## Task to complete
Make an exact copy of all the records.

-- BEGIN Extracted records --

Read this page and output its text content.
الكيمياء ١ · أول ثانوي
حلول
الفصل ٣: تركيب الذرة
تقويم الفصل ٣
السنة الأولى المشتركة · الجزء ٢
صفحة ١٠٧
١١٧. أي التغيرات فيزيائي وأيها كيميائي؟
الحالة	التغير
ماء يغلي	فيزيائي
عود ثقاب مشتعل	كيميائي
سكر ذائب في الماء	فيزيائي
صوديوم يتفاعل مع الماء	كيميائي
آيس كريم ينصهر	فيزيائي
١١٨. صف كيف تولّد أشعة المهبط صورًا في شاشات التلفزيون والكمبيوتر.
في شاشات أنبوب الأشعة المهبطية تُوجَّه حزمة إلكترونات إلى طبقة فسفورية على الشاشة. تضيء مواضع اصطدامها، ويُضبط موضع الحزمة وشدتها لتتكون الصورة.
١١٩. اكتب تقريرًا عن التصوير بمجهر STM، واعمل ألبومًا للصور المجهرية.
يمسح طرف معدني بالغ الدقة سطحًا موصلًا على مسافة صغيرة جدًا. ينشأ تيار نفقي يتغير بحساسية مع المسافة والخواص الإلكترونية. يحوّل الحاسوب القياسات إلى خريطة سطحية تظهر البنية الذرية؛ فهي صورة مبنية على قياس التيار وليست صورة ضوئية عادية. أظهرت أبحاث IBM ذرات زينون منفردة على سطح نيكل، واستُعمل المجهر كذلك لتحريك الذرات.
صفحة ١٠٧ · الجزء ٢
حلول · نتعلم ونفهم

-- END Extracted records --

## Answer for the task
Read this page and output its text content.
الكيمياء ١ · أول ثانوي
حلول
الفصل ٣: تركيب الذرة
تقويم الفصل ٣
السنة الأولى المشتركة · الجزء ٢
صفحة ١٠٧
١١٧. أي التغيرات فيزيائي وأيها كيميائي؟
الحالة	التغير
ماء يغلي	فيزيائي
عود ثقاب مشتعل	كيميائي
سكر ذائب في الماء	فيزيائي
صوديوم يتفاعل مع الماء	كيميائي
آيس كريم ينصهر	فيزيائي
١١٨. صف كيف تولّد أشعة المهبط صورًا في شاشات التلفزيون والكمبيوتر.
في شاشات أنبوب الأشعة المهبطية تُوجَّه حزمة إلكترونات إلى طبقة فسفورية على الشاشة. تضيء مواضع اصطدامها، ويُضبط موضع الحزمة وشدتها لتتكون الصورة.
١١٩. اكتب تقريرًا عن التصوير بمجهر STM، واعمل ألبومًا للصور المجهرية.
يمسح طرف معدني بالغ الدقة سطحًا موصلًا على مسافة صغيرة جدًا. ينشأ تيار نفقي يتغير بحساسية مع المسافة والخواص الإلكترونية. يحوّل الحاسوب القياسات إلى خريطة سطحية تظهر البنية الذرية؛ فهي صورة مبنية على قياس التيار وليست صورة ضوئية عادية. أظهرت أبحاث IBM ذرات زينون منفردة على سطح نيكل، واستُعمل المجهر كذلك لتحريك الذرات.
صفحة ١٠٧ · الجزء ٢
حلول · نتعلم ونفهم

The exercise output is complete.